■ **Exercise**:
Leave out the pictures and return every entry exactly as it appears.

■ **Excerpted records**:
################

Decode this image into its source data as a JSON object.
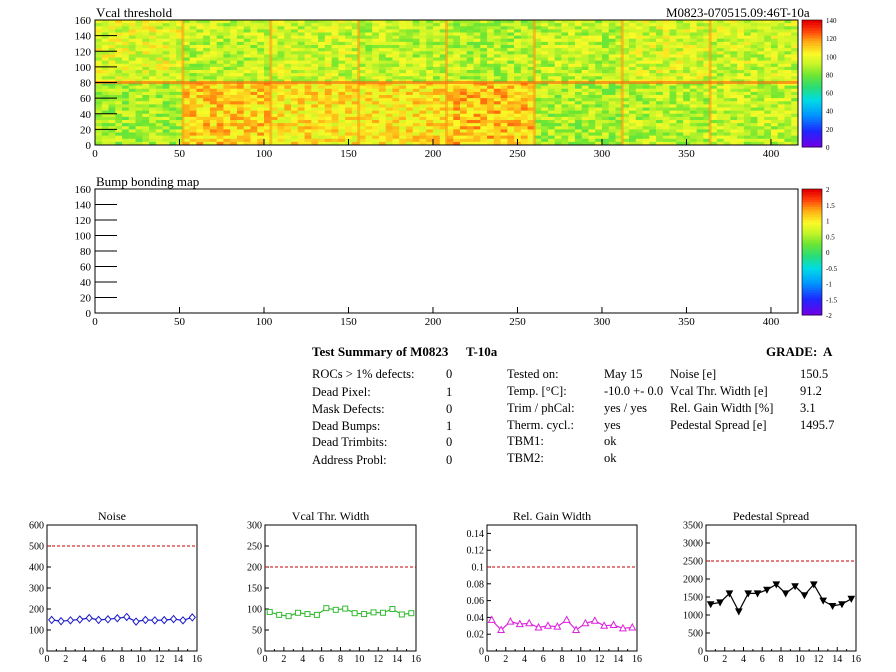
{
  "header_right": "M0823-070515.09:46T-10a",
  "chart_data": [
    {
      "type": "heatmap",
      "title": "Vcal threshold",
      "x_ticks": [
        "0",
        "50",
        "100",
        "150",
        "200",
        "250",
        "300",
        "350",
        "400"
      ],
      "y_ticks": [
        "0",
        "20",
        "40",
        "60",
        "80",
        "100",
        "120",
        "140",
        "160"
      ],
      "xlim": [
        0,
        416
      ],
      "ylim": [
        0,
        160
      ],
      "colorbar_ticks": [
        "0",
        "20",
        "40",
        "60",
        "80",
        "100",
        "120",
        "140"
      ],
      "colorbar_range": [
        0,
        140
      ],
      "roc_mean_thresholds": {
        "top_row": [
          98,
          92,
          94,
          92,
          90,
          92,
          96,
          94
        ],
        "bottom_row": [
          88,
          110,
          106,
          106,
          112,
          88,
          90,
          92
        ]
      }
    },
    {
      "type": "heatmap",
      "title": "Bump bonding map",
      "x_ticks": [
        "0",
        "50",
        "100",
        "150",
        "200",
        "250",
        "300",
        "350",
        "400"
      ],
      "y_ticks": [
        "0",
        "20",
        "40",
        "60",
        "80",
        "100",
        "120",
        "140",
        "160"
      ],
      "xlim": [
        0,
        416
      ],
      "ylim": [
        0,
        160
      ],
      "colorbar_ticks": [
        "-2",
        "-1.5",
        "-1",
        "-0.5",
        "0",
        "0.5",
        "1",
        "1.5",
        "2"
      ],
      "colorbar_range": [
        -2,
        2
      ]
    },
    {
      "type": "line",
      "title": "Noise",
      "x": [
        0,
        1,
        2,
        3,
        4,
        5,
        6,
        7,
        8,
        9,
        10,
        11,
        12,
        13,
        14,
        15
      ],
      "values": [
        148,
        142,
        146,
        150,
        157,
        148,
        151,
        156,
        162,
        140,
        148,
        146,
        147,
        152,
        146,
        160
      ],
      "x_ticks": [
        "0",
        "2",
        "4",
        "6",
        "8",
        "10",
        "12",
        "14",
        "16"
      ],
      "y_ticks": [
        "0",
        "100",
        "200",
        "300",
        "400",
        "500",
        "600"
      ],
      "xlim": [
        0,
        16
      ],
      "ylim": [
        0,
        600
      ],
      "reference_line": 500,
      "marker": "diamond",
      "color": "#1a1acc"
    },
    {
      "type": "line",
      "title": "Vcal Thr. Width",
      "x": [
        0,
        1,
        2,
        3,
        4,
        5,
        6,
        7,
        8,
        9,
        10,
        11,
        12,
        13,
        14,
        15
      ],
      "values": [
        93,
        86,
        83,
        91,
        88,
        86,
        102,
        98,
        101,
        90,
        88,
        92,
        91,
        100,
        87,
        90
      ],
      "x_ticks": [
        "0",
        "2",
        "4",
        "6",
        "8",
        "10",
        "12",
        "14",
        "16"
      ],
      "y_ticks": [
        "0",
        "50",
        "100",
        "150",
        "200",
        "250",
        "300"
      ],
      "xlim": [
        0,
        16
      ],
      "ylim": [
        0,
        300
      ],
      "reference_line": 200,
      "marker": "square",
      "color": "#33bb33"
    },
    {
      "type": "line",
      "title": "Rel. Gain Width",
      "x": [
        0,
        1,
        2,
        3,
        4,
        5,
        6,
        7,
        8,
        9,
        10,
        11,
        12,
        13,
        14,
        15
      ],
      "values": [
        0.037,
        0.025,
        0.035,
        0.032,
        0.033,
        0.028,
        0.03,
        0.029,
        0.037,
        0.025,
        0.033,
        0.036,
        0.03,
        0.031,
        0.027,
        0.028
      ],
      "x_ticks": [
        "0",
        "2",
        "4",
        "6",
        "8",
        "10",
        "12",
        "14",
        "16"
      ],
      "y_ticks": [
        "0",
        "0.02",
        "0.04",
        "0.06",
        "0.08",
        "0.1",
        "0.12",
        "0.14"
      ],
      "xlim": [
        0,
        16
      ],
      "ylim": [
        0,
        0.15
      ],
      "reference_line": 0.1,
      "marker": "triangle",
      "color": "#dd22dd"
    },
    {
      "type": "line",
      "title": "Pedestal Spread",
      "x": [
        0,
        1,
        2,
        3,
        4,
        5,
        6,
        7,
        8,
        9,
        10,
        11,
        12,
        13,
        14,
        15
      ],
      "values": [
        1300,
        1350,
        1600,
        1100,
        1600,
        1600,
        1700,
        1850,
        1600,
        1800,
        1550,
        1850,
        1400,
        1250,
        1300,
        1450
      ],
      "x_ticks": [
        "0",
        "2",
        "4",
        "6",
        "8",
        "10",
        "12",
        "14",
        "16"
      ],
      "y_ticks": [
        "0",
        "500",
        "1000",
        "1500",
        "2000",
        "2500",
        "3000",
        "3500"
      ],
      "xlim": [
        0,
        16
      ],
      "ylim": [
        0,
        3500
      ],
      "reference_line": 2500,
      "marker": "triangle-down",
      "color": "#000000"
    }
  ],
  "summary": {
    "title": "Test Summary of M0823",
    "temp_label": "T-10a",
    "grade": "GRADE:  A",
    "col1": [
      {
        "label": "ROCs > 1% defects:",
        "value": "0"
      },
      {
        "label": "Dead Pixel:",
        "value": "1"
      },
      {
        "label": "Mask Defects:",
        "value": "0"
      },
      {
        "label": "Dead Bumps:",
        "value": "1"
      },
      {
        "label": "Dead Trimbits:",
        "value": "0"
      },
      {
        "label": "Address Probl:",
        "value": "0"
      }
    ],
    "col2": [
      {
        "label": "Tested on:",
        "value": "May 15"
      },
      {
        "label": "Temp. [°C]:",
        "value": "-10.0 +- 0.0"
      },
      {
        "label": "Trim / phCal:",
        "value": "yes / yes"
      },
      {
        "label": "Therm. cycl.:",
        "value": "yes"
      },
      {
        "label": "TBM1:",
        "value": "ok"
      },
      {
        "label": "TBM2:",
        "value": "ok"
      }
    ],
    "col3": [
      {
        "label": "Noise [e]",
        "value": "150.5"
      },
      {
        "label": "Vcal Thr. Width [e]",
        "value": "91.2"
      },
      {
        "label": "Rel. Gain Width [%]",
        "value": "3.1"
      },
      {
        "label": "Pedestal Spread [e]",
        "value": "1495.7"
      }
    ]
  }
}
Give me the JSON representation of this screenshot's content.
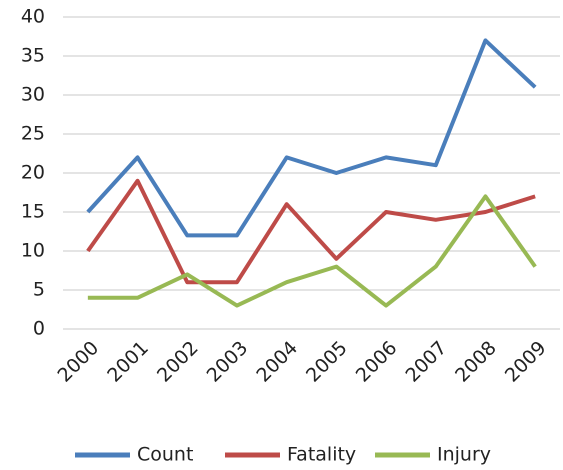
{
  "chart_data": {
    "type": "line",
    "categories": [
      "2000",
      "2001",
      "2002",
      "2003",
      "2004",
      "2005",
      "2006",
      "2007",
      "2008",
      "2009"
    ],
    "series": [
      {
        "name": "Count",
        "color": "#4a7ebb",
        "values": [
          15,
          22,
          12,
          12,
          22,
          20,
          22,
          21,
          37,
          31
        ]
      },
      {
        "name": "Fatality",
        "color": "#be4b48",
        "values": [
          10,
          19,
          6,
          6,
          16,
          9,
          15,
          14,
          15,
          17
        ]
      },
      {
        "name": "Injury",
        "color": "#98b954",
        "values": [
          4,
          4,
          7,
          3,
          6,
          8,
          3,
          8,
          17,
          8
        ]
      }
    ],
    "ylim": [
      0,
      40
    ],
    "yticks": [
      0,
      5,
      10,
      15,
      20,
      25,
      30,
      35,
      40
    ],
    "grid": true,
    "legend": "bottom"
  }
}
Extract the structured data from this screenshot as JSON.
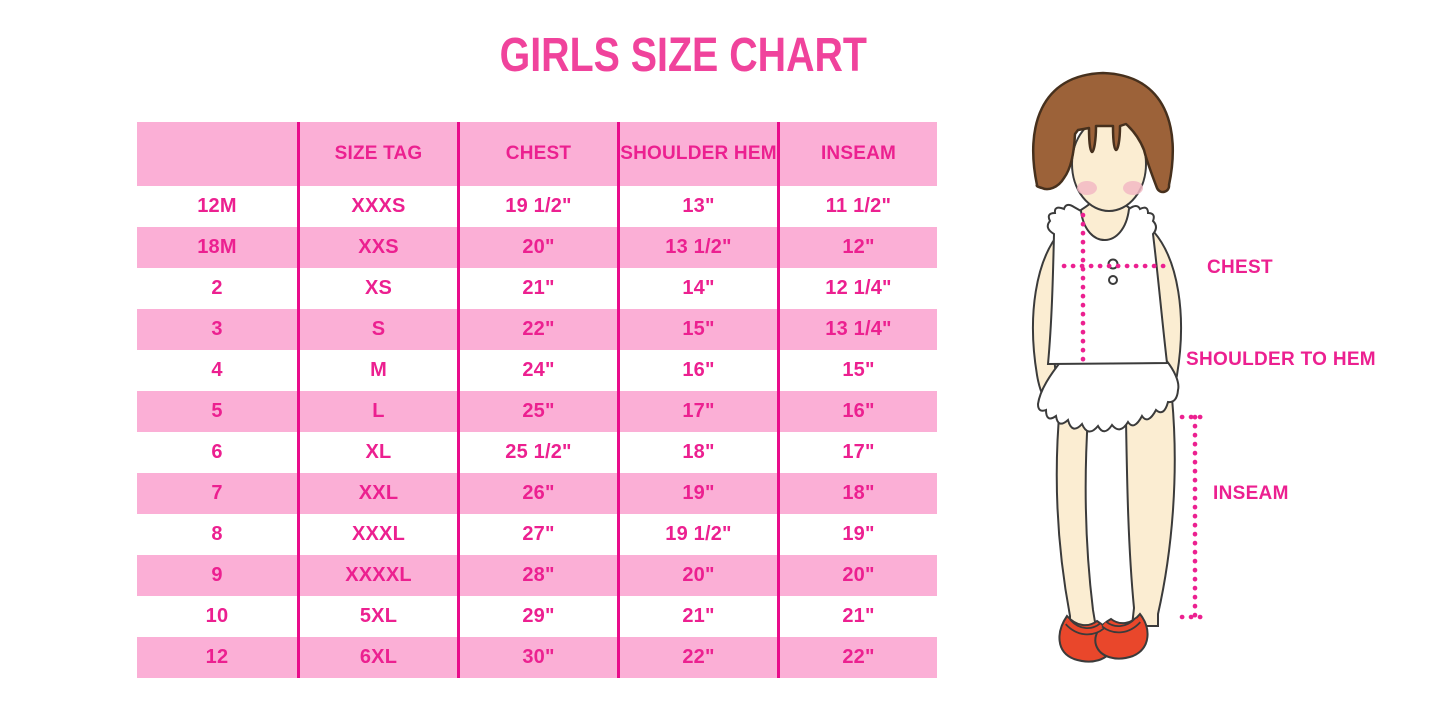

################

■ **In response**:
Decode this image into its source data as a JSON object.
{
  "header_right": "M0823-070515.09:46T-10a",
  "chart_data": [
    {
      "type": "heatmap",
      "title": "Vcal threshold",
      "x_ticks": [
        "0",
        "50",
        "100",
        "150",
        "200",
        "250",
        "300",
        "350",
        "400"
      ],
      "y_ticks": [
        "0",
        "20",
        "40",
        "60",
        "80",
        "100",
        "120",
        "140",
        "160"
      ],
      "xlim": [
        0,
        416
      ],
      "ylim": [
        0,
        160
      ],
      "colorbar_ticks": [
        "0",
        "20",
        "40",
        "60",
        "80",
        "100",
        "120",
        "140"
      ],
      "colorbar_range": [
        0,
        140
      ],
      "roc_mean_thresholds": {
        "top_row": [
          98,
          92,
          94,
          92,
          90,
          92,
          96,
          94
        ],
        "bottom_row": [
          88,
          110,
          106,
          106,
          112,
          88,
          90,
          92
        ]
      }
    },
    {
      "type": "heatmap",
      "title": "Bump bonding map",
      "x_ticks": [
        "0",
        "50",
        "100",
        "150",
        "200",
        "250",
        "300",
        "350",
        "400"
      ],
      "y_ticks": [
        "0",
        "20",
        "40",
        "60",
        "80",
        "100",
        "120",
        "140",
        "160"
      ],
      "xlim": [
        0,
        416
      ],
      "ylim": [
        0,
        160
      ],
      "colorbar_ticks": [
        "-2",
        "-1.5",
        "-1",
        "-0.5",
        "0",
        "0.5",
        "1",
        "1.5",
        "2"
      ],
      "colorbar_range": [
        -2,
        2
      ]
    },
    {
      "type": "line",
      "title": "Noise",
      "x": [
        0,
        1,
        2,
        3,
        4,
        5,
        6,
        7,
        8,
        9,
        10,
        11,
        12,
        13,
        14,
        15
      ],
      "values": [
        148,
        142,
        146,
        150,
        157,
        148,
        151,
        156,
        162,
        140,
        148,
        146,
        147,
        152,
        146,
        160
      ],
      "x_ticks": [
        "0",
        "2",
        "4",
        "6",
        "8",
        "10",
        "12",
        "14",
        "16"
      ],
      "y_ticks": [
        "0",
        "100",
        "200",
        "300",
        "400",
        "500",
        "600"
      ],
      "xlim": [
        0,
        16
      ],
      "ylim": [
        0,
        600
      ],
      "reference_line": 500,
      "marker": "diamond",
      "color": "#1a1acc"
    },
    {
      "type": "line",
      "title": "Vcal Thr. Width",
      "x": [
        0,
        1,
        2,
        3,
        4,
        5,
        6,
        7,
        8,
        9,
        10,
        11,
        12,
        13,
        14,
        15
      ],
      "values": [
        93,
        86,
        83,
        91,
        88,
        86,
        102,
        98,
        101,
        90,
        88,
        92,
        91,
        100,
        87,
        90
      ],
      "x_ticks": [
        "0",
        "2",
        "4",
        "6",
        "8",
        "10",
        "12",
        "14",
        "16"
      ],
      "y_ticks": [
        "0",
        "50",
        "100",
        "150",
        "200",
        "250",
        "300"
      ],
      "xlim": [
        0,
        16
      ],
      "ylim": [
        0,
        300
      ],
      "reference_line": 200,
      "marker": "square",
      "color": "#33bb33"
    },
    {
      "type": "line",
      "title": "Rel. Gain Width",
      "x": [
        0,
        1,
        2,
        3,
        4,
        5,
        6,
        7,
        8,
        9,
        10,
        11,
        12,
        13,
        14,
        15
      ],
      "values": [
        0.037,
        0.025,
        0.035,
        0.032,
        0.033,
        0.028,
        0.03,
        0.029,
        0.037,
        0.025,
        0.033,
        0.036,
        0.03,
        0.031,
        0.027,
        0.028
      ],
      "x_ticks": [
        "0",
        "2",
        "4",
        "6",
        "8",
        "10",
        "12",
        "14",
        "16"
      ],
      "y_ticks": [
        "0",
        "0.02",
        "0.04",
        "0.06",
        "0.08",
        "0.1",
        "0.12",
        "0.14"
      ],
      "xlim": [
        0,
        16
      ],
      "ylim": [
        0,
        0.15
      ],
      "reference_line": 0.1,
      "marker": "triangle",
      "color": "#dd22dd"
    },
    {
      "type": "line",
      "title": "Pedestal Spread",
      "x": [
        0,
        1,
        2,
        3,
        4,
        5,
        6,
        7,
        8,
        9,
        10,
        11,
        12,
        13,
        14,
        15
      ],
      "values": [
        1300,
        1350,
        1600,
        1100,
        1600,
        1600,
        1700,
        1850,
        1600,
        1800,
        1550,
        1850,
        1400,
        1250,
        1300,
        1450
      ],
      "x_ticks": [
        "0",
        "2",
        "4",
        "6",
        "8",
        "10",
        "12",
        "14",
        "16"
      ],
      "y_ticks": [
        "0",
        "500",
        "1000",
        "1500",
        "2000",
        "2500",
        "3000",
        "3500"
      ],
      "xlim": [
        0,
        16
      ],
      "ylim": [
        0,
        3500
      ],
      "reference_line": 2500,
      "marker": "triangle-down",
      "color": "#000000"
    }
  ],
  "summary": {
    "title": "Test Summary of M0823",
    "temp_label": "T-10a",
    "grade": "GRADE:  A",
    "col1": [
      {
        "label": "ROCs > 1% defects:",
        "value": "0"
      },
      {
        "label": "Dead Pixel:",
        "value": "1"
      },
      {
        "label": "Mask Defects:",
        "value": "0"
      },
      {
        "label": "Dead Bumps:",
        "value": "1"
      },
      {
        "label": "Dead Trimbits:",
        "value": "0"
      },
      {
        "label": "Address Probl:",
        "value": "0"
      }
    ],
    "col2": [
      {
        "label": "Tested on:",
        "value": "May 15"
      },
      {
        "label": "Temp. [°C]:",
        "value": "-10.0 +- 0.0"
      },
      {
        "label": "Trim / phCal:",
        "value": "yes / yes"
      },
      {
        "label": "Therm. cycl.:",
        "value": "yes"
      },
      {
        "label": "TBM1:",
        "value": "ok"
      },
      {
        "label": "TBM2:",
        "value": "ok"
      }
    ],
    "col3": [
      {
        "label": "Noise [e]",
        "value": "150.5"
      },
      {
        "label": "Vcal Thr. Width [e]",
        "value": "91.2"
      },
      {
        "label": "Rel. Gain Width [%]",
        "value": "3.1"
      },
      {
        "label": "Pedestal Spread [e]",
        "value": "1495.7"
      }
    ]
  }
}
Give me the JSON representation of this screenshot's content.
{
  "chart_data": {
    "type": "line",
    "categories": [
      "2000",
      "2001",
      "2002",
      "2003",
      "2004",
      "2005",
      "2006",
      "2007",
      "2008",
      "2009"
    ],
    "series": [
      {
        "name": "Count",
        "color": "#4a7ebb",
        "values": [
          15,
          22,
          12,
          12,
          22,
          20,
          22,
          21,
          37,
          31
        ]
      },
      {
        "name": "Fatality",
        "color": "#be4b48",
        "values": [
          10,
          19,
          6,
          6,
          16,
          9,
          15,
          14,
          15,
          17
        ]
      },
      {
        "name": "Injury",
        "color": "#98b954",
        "values": [
          4,
          4,
          7,
          3,
          6,
          8,
          3,
          8,
          17,
          8
        ]
      }
    ],
    "ylim": [
      0,
      40
    ],
    "yticks": [
      0,
      5,
      10,
      15,
      20,
      25,
      30,
      35,
      40
    ],
    "grid": true,
    "legend": "bottom"
  }
}
Extract the structured data from this screenshot as JSON.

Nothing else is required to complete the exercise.